Instruction 1: In the passage on Judea's landscape, which valley has springs said to rival those of Nablus?
Instruction 2: Pick up the passage on Judea's landscape after its last sentence and carry it forward.

Passage given:
The bareness and dryness which prevail more or less in Judea are owing partly to the absence of wood, partly to its proximity to the desert, and partly to a scarcity of water, arising from its distance from the Lebanon. But to this discouraging aspect, there are some important exceptions. The valley of Urtas, south of Bethlehem, contains springs which, in abundance and excellence, rival even those of Nablus. The huge “Pools of Solomon” are enough to supply a district for many miles round them; and the cultivation, now going on in that neighborhood, shows what might be done with a soil which required only irrigation, and a moderate amount of labor, to evoke a boundless produce.
It is obvious that, in the ancient days of the nation, when Judah and Benjamin possessed the teeming population indicated in the Bible, the condition and aspect of the country must have been very different. Of this, there are, not wanting, sure evidences. There is no country in which the ruined towns bear so large a proportion to those still existing. Hardly a hill-top of the many within sight that is not covered with vestiges of some fortress or city. But, besides this, forests appear to have stood in many parts of Judea until the repeated invasions and sieges caused their fall; and all this vegetation must have reacted on the moisture of the climate, and, by preserving the water in many a ravine and natural reservoir where now it is rapidly dried by the fierce sun of the early summer, must have influenced, materially , the look and the resources of the country.

Supplied information:
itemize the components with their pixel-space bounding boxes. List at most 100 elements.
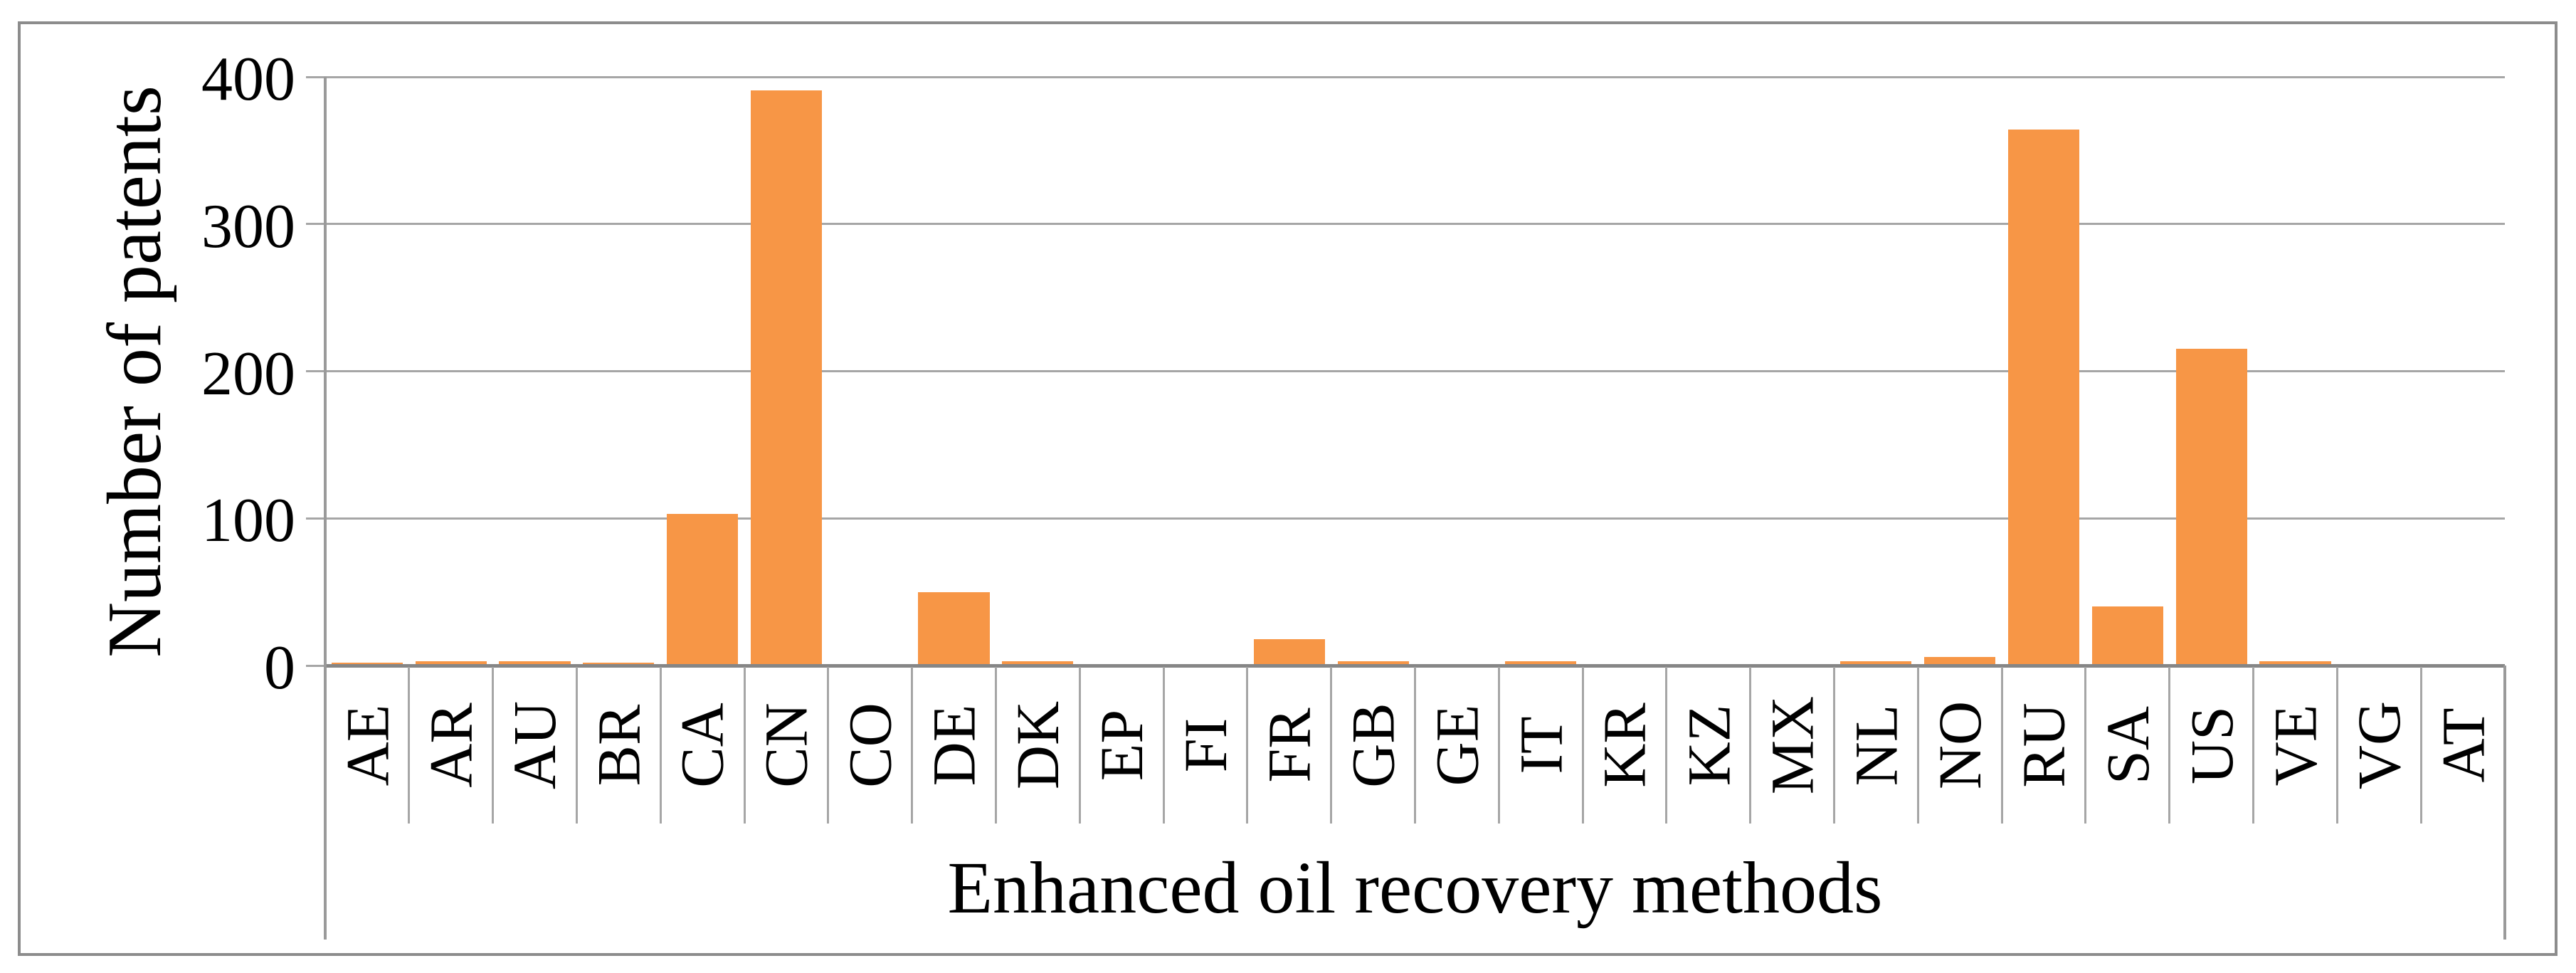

Written response 1: The valley of Urtas, south of Bethlehem.

Written response 2:
Advancing northward from Judea, the country, (Samaria), becomes gradually more open and pleasant. Plains of good soil occur between the hills, at first, small, but afterward, comparatively large. The hills assume here a more varied aspect than in the southern districts, springs are more abundant and more permanent until at last, when the district of Jebel Nablus is reached — the ancient Mount Ephraim — the traveller encounters an atmosphere and an amount of vegetation and water which are greatly superior to anything he has met with in Judea, and even sufficient to recall much of the scenery of the West.
Perhaps the springs are the only objects which in themselves, and apart from their associations, really strike an English traveller with astonishment and admiration. Such glorious fountains as those of Ain-jaludor the Ras el-Mukatta — where a great body of the dearest water wells silently but swiftly out from deep blue recesses worn in the foot of a low cliff of limestone rock, and at once, forms a considerable stream — are rarely to be met with out of irregular, rocky, mountainous countries, and being such unusual sights can hardly be looked on by the traveler, without surprise and emotion.
The valleys which lead down from the upper level in this district to the valley of the Jordan are less precipitous than in Judea. The eastern district of the Jebel Nablus contains some of the most fertile end valuable spots in the Holy Land. Hardly less rich is the extensive region which lies northwest of the city of Shechem (Nablus), between it and Carmel, in which the mountains gradually break down into the plain of Sharon.
But with all its richness and all its advance on the southern part of the country, there is a strange dearth of natural wood about this central district. It is this which makes the wooded sides of Carmel and the park-like scenery of the adjacent slopes and plains so remarkable. No sooner, however, is the plain of Eadraelon passed than a considerable improvement is perceptible. The low hills which spread down from the mountains of Galilee, and form the barrier between the plains of Akka and Esdraelon, are covered with timber, of moderate size, it is true, but of thick, vigorous growth, and pleasant to the eye. Eastward of these hills, rises the round mass of Tabor dark with its copses of oak, and set on, by contrast, with the bare slopes of Jebel ed-Duhy, (the so called “Little Hermon”) and the white hills of Nazareth.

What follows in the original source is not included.